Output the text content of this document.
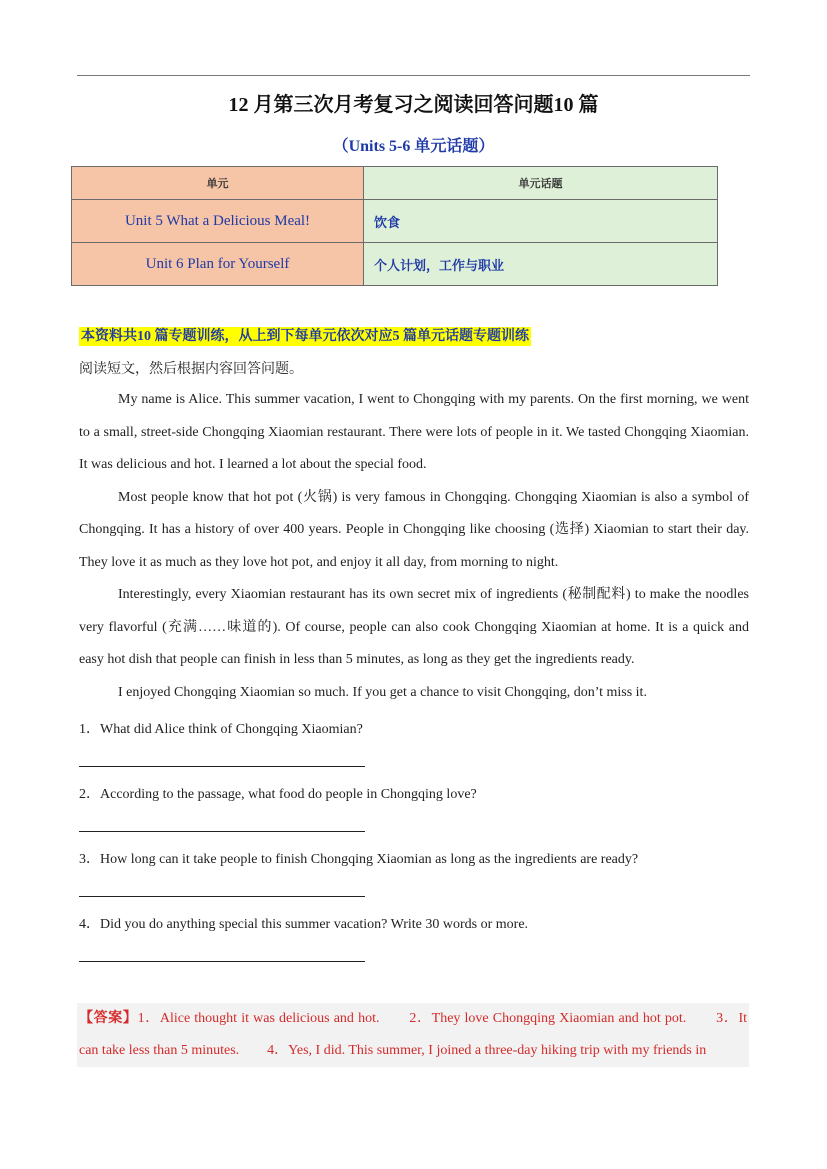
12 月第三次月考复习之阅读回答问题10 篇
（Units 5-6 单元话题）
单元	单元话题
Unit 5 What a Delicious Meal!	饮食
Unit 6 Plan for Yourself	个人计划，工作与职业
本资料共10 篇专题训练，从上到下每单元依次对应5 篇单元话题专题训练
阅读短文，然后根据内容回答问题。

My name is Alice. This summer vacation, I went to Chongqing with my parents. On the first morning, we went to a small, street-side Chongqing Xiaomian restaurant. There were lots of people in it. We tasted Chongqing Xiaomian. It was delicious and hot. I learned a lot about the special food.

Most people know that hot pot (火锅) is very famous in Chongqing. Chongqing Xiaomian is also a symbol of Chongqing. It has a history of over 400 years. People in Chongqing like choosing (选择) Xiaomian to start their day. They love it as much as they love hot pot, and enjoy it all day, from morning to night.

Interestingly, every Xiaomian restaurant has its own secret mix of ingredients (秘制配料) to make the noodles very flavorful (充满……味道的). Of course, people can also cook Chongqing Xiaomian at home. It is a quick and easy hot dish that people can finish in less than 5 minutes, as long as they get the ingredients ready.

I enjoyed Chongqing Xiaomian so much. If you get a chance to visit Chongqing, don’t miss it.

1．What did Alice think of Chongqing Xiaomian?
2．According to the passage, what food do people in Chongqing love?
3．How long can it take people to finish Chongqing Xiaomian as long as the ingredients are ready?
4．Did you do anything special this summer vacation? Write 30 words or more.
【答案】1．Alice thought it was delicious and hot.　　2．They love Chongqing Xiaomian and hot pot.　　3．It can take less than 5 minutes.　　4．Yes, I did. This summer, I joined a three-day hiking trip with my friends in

== What to do ==
In the entries above, identify every line with the string "food".

== Problem solution ==
My name is Alice. This summer vacation, I went to Chongqing with my parents. On the first morning, we went to a small, street-side Chongqing Xiaomian restaurant. There were lots of people in it. We tasted Chongqing Xiaomian. It was delicious and hot. I learned a lot about the special food.
2．According to the passage, what food do people in Chongqing love?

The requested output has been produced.